◆ **Exercise details**
State the number of lines that contain "this", with no other text.

◆ **Data shown**
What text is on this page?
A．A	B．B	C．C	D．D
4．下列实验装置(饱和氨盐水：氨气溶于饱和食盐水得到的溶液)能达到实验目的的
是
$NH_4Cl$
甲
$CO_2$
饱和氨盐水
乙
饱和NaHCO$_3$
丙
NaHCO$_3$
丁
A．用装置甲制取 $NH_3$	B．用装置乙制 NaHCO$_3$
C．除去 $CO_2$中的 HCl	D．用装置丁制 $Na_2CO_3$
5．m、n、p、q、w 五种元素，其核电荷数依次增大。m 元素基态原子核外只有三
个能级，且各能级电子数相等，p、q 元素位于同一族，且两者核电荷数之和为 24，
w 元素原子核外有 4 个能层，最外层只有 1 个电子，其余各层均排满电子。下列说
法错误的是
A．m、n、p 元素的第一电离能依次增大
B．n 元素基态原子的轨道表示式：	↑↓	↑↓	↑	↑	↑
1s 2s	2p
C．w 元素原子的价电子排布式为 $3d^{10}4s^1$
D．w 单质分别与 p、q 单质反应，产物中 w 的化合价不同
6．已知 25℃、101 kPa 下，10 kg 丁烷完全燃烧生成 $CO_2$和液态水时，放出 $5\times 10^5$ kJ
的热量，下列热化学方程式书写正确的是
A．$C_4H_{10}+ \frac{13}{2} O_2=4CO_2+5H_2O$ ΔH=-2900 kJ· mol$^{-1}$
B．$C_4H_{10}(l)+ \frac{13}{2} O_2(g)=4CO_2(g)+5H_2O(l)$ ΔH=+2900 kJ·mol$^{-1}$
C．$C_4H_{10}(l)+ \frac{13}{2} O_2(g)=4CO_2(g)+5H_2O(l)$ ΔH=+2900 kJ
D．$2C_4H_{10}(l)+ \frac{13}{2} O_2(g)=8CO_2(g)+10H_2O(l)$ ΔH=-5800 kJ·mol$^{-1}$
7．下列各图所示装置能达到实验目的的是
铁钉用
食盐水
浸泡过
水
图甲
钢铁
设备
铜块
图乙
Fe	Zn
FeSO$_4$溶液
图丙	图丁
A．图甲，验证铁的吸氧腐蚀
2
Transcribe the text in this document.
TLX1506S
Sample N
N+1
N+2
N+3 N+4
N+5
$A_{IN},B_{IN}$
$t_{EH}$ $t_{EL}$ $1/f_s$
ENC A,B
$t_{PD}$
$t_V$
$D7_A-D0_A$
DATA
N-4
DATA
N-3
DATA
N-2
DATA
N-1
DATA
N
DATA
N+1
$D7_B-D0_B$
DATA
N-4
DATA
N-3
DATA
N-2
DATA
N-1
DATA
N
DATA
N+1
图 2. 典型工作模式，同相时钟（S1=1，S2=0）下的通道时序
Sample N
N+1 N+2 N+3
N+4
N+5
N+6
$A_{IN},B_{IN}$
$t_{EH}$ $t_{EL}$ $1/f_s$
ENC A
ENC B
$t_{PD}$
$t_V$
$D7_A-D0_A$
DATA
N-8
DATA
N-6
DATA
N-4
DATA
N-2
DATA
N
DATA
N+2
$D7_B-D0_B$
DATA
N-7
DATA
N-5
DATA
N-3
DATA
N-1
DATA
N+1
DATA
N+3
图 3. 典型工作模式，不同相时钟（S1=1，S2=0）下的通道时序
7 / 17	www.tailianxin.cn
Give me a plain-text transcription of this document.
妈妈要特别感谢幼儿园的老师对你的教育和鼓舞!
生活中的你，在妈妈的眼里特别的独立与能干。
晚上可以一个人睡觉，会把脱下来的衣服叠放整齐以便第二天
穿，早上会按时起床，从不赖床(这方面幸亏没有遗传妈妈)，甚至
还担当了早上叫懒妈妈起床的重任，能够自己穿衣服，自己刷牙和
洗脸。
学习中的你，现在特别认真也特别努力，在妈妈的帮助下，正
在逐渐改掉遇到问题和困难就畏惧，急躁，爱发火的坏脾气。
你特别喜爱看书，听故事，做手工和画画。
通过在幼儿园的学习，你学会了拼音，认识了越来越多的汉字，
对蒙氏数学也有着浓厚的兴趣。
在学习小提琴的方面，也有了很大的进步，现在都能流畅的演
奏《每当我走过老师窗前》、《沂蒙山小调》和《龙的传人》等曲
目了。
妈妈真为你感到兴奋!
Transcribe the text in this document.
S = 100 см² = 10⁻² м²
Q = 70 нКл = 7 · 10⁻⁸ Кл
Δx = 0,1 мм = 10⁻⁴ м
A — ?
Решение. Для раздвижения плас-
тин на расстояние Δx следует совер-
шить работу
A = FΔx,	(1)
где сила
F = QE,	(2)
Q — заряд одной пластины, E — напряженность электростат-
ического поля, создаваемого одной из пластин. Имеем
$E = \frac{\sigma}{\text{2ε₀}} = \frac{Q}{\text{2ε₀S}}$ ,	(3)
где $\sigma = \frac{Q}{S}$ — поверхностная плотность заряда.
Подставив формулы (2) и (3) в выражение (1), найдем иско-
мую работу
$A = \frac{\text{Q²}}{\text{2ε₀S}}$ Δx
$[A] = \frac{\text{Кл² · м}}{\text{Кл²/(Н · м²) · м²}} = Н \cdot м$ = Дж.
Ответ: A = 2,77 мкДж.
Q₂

◆ **Task solution**
4